--- start of Supplied records ---
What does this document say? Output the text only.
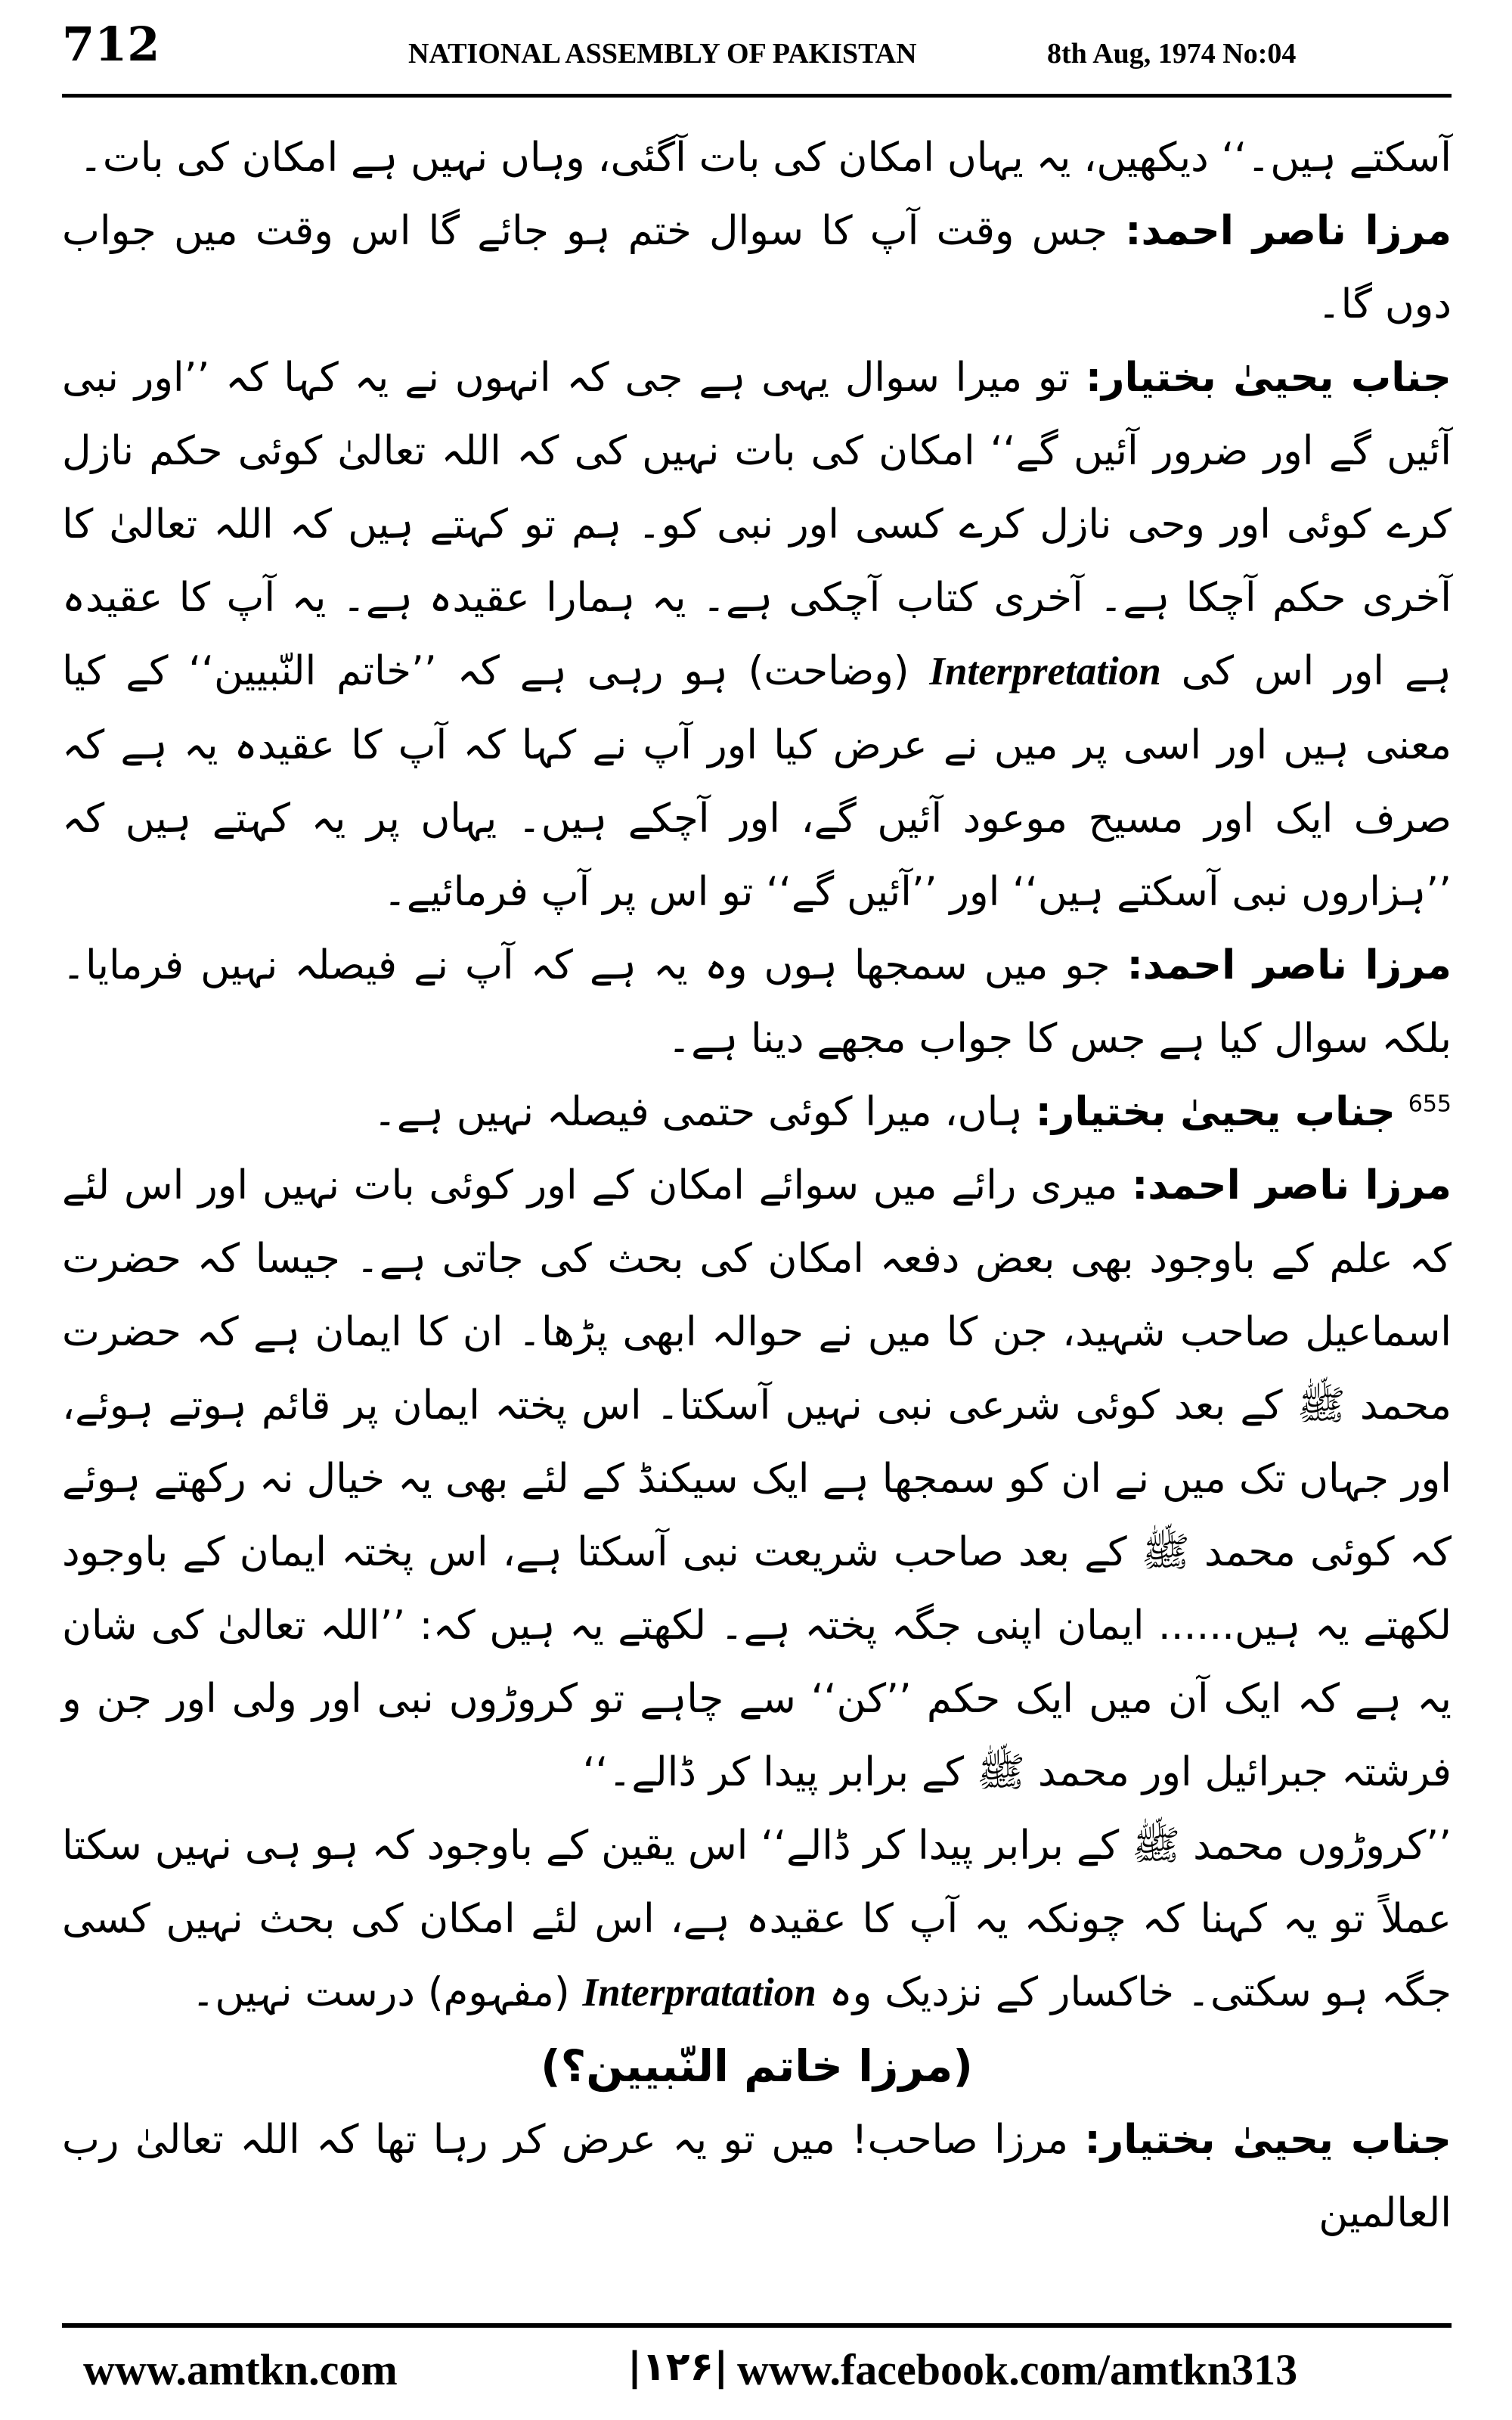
712	NATIONAL ASSEMBLY OF PAKISTAN	8th Aug, 1974 No:04

آسکتے ہیں۔‘‘ دیکھیں، یہ یہاں امکان کی بات آگئی، وہاں نہیں ہے امکان کی بات۔

مرزا ناصر احمد: جس وقت آپ کا سوال ختم ہو جائے گا اس وقت میں جواب دوں گا۔

جناب یحییٰ بختیار: تو میرا سوال یہی ہے جی کہ انہوں نے یہ کہا کہ ’’اور نبی آئیں گے اور ضرور آئیں گے‘‘ امکان کی بات نہیں کی کہ اللہ تعالیٰ کوئی حکم نازل کرے کوئی اور وحی نازل کرے کسی اور نبی کو۔ ہم تو کہتے ہیں کہ اللہ تعالیٰ کا آخری حکم آچکا ہے۔ آخری کتاب آچکی ہے۔ یہ ہمارا عقیدہ ہے۔ یہ آپ کا عقیدہ ہے اور اس کی Interpretation (وضاحت) ہو رہی ہے کہ ’’خاتم النّبیین‘‘ کے کیا معنی ہیں اور اسی پر میں نے عرض کیا اور آپ نے کہا کہ آپ کا عقیدہ یہ ہے کہ صرف ایک اور مسیح موعود آئیں گے، اور آچکے ہیں۔ یہاں پر یہ کہتے ہیں کہ ’’ہزاروں نبی آسکتے ہیں‘‘ اور ’’آئیں گے‘‘ تو اس پر آپ فرمائیے۔

مرزا ناصر احمد: جو میں سمجھا ہوں وہ یہ ہے کہ آپ نے فیصلہ نہیں فرمایا۔ بلکہ سوال کیا ہے جس کا جواب مجھے دینا ہے۔

$^{655}$ جناب یحییٰ بختیار: ہاں، میرا کوئی حتمی فیصلہ نہیں ہے۔

مرزا ناصر احمد: میری رائے میں سوائے امکان کے اور کوئی بات نہیں اور اس لئے کہ علم کے باوجود بھی بعض دفعہ امکان کی بحث کی جاتی ہے۔ جیسا کہ حضرت اسماعیل صاحب شہید، جن کا میں نے حوالہ ابھی پڑھا۔ ان کا ایمان ہے کہ حضرت محمد ﷺ کے بعد کوئی شرعی نبی نہیں آسکتا۔ اس پختہ ایمان پر قائم ہوتے ہوئے، اور جہاں تک میں نے ان کو سمجھا ہے ایک سیکنڈ کے لئے بھی یہ خیال نہ رکھتے ہوئے کہ کوئی محمد ﷺ کے بعد صاحب شریعت نبی آسکتا ہے، اس پختہ ایمان کے باوجود لکھتے یہ ہیں...... ایمان اپنی جگہ پختہ ہے۔ لکھتے یہ ہیں کہ: ’’اللہ تعالیٰ کی شان یہ ہے کہ ایک آن میں ایک حکم ’’کن‘‘ سے چاہے تو کروڑوں نبی اور ولی اور جن و فرشتہ جبرائیل اور محمد ﷺ کے برابر پیدا کر ڈالے۔‘‘

’’کروڑوں محمد ﷺ کے برابر پیدا کر ڈالے‘‘ اس یقین کے باوجود کہ ہو ہی نہیں سکتا عملاً تو یہ کہنا کہ چونکہ یہ آپ کا عقیدہ ہے، اس لئے امکان کی بحث نہیں کسی جگہ ہو سکتی۔ خاکسار کے نزدیک وہ Interpratation (مفہوم) درست نہیں۔

(مرزا خاتم النّبیین؟)

جناب یحییٰ بختیار: مرزا صاحب! میں تو یہ عرض کر رہا تھا کہ اللہ تعالیٰ رب العالمین

www.amtkn.com	|۱۲۶| www.facebook.com/amtkn313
--- end of Supplied records ---
# Request:
Copy every line of the listing that contains the word "فیصلہ".

# Problem solution:
مرزا ناصر احمد: جو میں سمجھا ہوں وہ یہ ہے کہ آپ نے فیصلہ نہیں فرمایا۔ بلکہ سوال کیا ہے جس کا جواب مجھے دینا ہے۔
$^{655}$ جناب یحییٰ بختیار: ہاں، میرا کوئی حتمی فیصلہ نہیں ہے۔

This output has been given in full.